WHAT YOU SHOULD DO:
Locate each line of the material that contains "marker", then return it.

DATA ENTRIES:
++++++++++++++++++++
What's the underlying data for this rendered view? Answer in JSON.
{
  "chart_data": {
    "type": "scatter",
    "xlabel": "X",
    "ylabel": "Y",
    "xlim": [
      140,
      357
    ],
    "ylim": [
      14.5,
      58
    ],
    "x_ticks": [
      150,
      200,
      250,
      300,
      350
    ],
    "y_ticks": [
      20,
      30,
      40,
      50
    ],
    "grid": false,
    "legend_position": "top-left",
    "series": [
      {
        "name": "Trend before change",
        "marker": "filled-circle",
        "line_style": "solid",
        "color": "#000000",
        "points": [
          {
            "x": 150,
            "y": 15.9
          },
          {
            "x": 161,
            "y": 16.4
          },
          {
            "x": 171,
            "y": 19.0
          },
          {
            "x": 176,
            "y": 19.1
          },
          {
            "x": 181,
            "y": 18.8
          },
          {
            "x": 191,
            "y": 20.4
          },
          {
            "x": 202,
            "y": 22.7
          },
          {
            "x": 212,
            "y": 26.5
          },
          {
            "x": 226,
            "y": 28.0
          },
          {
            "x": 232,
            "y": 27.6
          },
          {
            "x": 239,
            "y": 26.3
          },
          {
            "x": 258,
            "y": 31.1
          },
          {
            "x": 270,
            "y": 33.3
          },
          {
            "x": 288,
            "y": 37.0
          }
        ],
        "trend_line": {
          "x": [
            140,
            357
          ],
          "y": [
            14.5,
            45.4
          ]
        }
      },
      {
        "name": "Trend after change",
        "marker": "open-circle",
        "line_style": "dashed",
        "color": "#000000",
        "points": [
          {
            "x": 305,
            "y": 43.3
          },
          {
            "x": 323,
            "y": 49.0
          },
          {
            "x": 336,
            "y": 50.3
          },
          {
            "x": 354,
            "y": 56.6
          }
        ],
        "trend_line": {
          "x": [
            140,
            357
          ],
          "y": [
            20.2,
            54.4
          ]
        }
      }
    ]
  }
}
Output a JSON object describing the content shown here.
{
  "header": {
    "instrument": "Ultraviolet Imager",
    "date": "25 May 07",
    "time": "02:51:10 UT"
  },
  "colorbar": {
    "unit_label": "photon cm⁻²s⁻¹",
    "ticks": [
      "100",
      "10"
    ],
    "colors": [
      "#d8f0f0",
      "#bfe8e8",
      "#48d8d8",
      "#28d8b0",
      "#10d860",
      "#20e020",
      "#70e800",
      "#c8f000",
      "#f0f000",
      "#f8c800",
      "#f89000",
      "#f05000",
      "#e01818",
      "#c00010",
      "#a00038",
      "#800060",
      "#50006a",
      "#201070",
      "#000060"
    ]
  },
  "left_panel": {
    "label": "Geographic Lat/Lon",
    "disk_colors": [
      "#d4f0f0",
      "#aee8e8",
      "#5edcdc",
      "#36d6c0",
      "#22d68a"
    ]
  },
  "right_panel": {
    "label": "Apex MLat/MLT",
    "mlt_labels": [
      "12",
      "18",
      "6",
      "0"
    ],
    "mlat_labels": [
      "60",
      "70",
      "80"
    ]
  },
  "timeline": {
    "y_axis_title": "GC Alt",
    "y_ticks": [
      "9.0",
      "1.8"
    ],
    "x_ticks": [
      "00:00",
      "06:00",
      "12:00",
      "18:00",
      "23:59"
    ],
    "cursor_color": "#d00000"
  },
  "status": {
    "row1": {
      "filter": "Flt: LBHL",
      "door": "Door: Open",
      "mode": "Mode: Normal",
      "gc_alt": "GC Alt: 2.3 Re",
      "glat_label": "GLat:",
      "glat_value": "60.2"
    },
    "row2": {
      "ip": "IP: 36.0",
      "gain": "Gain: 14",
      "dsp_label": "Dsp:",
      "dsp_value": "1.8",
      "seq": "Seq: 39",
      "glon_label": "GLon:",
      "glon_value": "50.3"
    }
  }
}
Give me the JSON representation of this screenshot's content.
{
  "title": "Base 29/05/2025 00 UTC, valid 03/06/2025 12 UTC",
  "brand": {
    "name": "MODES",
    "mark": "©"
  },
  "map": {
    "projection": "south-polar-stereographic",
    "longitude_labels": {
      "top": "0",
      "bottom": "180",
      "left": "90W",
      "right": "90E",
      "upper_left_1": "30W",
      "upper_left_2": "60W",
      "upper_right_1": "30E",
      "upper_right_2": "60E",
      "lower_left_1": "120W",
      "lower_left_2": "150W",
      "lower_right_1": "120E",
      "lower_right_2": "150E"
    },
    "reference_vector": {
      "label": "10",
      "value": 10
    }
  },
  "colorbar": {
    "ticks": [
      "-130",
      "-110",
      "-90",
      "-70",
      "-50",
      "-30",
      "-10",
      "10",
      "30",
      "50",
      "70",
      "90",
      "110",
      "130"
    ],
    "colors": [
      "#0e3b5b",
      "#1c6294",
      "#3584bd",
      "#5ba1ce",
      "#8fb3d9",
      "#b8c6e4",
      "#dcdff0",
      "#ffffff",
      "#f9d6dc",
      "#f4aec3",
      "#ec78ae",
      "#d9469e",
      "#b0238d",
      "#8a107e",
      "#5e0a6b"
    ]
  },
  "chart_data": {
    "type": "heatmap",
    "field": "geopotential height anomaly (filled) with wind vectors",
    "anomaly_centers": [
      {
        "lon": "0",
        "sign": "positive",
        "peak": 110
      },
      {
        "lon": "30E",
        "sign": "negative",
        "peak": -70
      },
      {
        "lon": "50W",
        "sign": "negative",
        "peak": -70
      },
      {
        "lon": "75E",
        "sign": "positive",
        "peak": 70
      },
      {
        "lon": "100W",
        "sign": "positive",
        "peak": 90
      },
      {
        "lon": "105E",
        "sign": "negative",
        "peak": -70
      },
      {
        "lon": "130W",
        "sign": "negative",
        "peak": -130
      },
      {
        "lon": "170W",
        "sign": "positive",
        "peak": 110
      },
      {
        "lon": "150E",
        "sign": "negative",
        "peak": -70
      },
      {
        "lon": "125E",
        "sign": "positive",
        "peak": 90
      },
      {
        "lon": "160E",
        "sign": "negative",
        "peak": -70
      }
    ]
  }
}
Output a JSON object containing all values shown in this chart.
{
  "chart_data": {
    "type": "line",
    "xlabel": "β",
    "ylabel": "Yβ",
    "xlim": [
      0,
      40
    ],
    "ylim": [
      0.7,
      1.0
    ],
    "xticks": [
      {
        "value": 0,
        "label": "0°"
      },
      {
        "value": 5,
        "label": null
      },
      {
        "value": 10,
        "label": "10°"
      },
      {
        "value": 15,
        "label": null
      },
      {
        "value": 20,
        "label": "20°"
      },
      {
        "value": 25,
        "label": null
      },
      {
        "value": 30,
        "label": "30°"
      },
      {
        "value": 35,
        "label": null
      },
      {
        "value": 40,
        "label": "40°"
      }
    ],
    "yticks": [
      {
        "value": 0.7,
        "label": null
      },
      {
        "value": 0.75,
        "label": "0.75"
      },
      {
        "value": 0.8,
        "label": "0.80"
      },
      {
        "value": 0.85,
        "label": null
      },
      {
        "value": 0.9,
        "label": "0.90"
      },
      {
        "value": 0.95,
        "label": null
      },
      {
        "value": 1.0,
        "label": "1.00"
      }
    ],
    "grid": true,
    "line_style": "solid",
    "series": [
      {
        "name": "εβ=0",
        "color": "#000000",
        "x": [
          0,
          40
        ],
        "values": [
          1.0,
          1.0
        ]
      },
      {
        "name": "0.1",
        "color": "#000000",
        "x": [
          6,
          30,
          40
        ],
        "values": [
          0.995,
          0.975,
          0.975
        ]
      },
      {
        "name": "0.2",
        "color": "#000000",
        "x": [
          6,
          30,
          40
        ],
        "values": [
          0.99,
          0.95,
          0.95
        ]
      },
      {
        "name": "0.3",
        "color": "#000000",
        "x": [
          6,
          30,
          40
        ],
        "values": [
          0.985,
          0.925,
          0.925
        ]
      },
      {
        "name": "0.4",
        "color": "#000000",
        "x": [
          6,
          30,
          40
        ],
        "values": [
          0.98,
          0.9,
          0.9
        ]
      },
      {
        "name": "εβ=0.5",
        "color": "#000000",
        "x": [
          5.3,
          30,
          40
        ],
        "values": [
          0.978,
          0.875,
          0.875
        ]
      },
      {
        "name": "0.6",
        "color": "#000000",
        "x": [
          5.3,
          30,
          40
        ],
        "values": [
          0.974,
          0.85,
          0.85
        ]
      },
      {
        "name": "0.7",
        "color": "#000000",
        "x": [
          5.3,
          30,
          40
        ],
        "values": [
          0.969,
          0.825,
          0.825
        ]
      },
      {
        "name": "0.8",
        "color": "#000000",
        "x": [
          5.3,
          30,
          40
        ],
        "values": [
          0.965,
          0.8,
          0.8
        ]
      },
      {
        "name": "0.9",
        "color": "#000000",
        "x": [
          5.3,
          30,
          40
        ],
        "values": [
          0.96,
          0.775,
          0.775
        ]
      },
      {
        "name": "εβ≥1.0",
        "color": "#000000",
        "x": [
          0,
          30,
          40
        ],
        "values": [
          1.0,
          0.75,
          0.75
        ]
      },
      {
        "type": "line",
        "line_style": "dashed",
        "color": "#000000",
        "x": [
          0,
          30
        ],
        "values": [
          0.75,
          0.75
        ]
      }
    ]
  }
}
++++++++++++++++++++
SOLVED EXERCISE:
        "marker": "filled-circle",
        "marker": "open-circle",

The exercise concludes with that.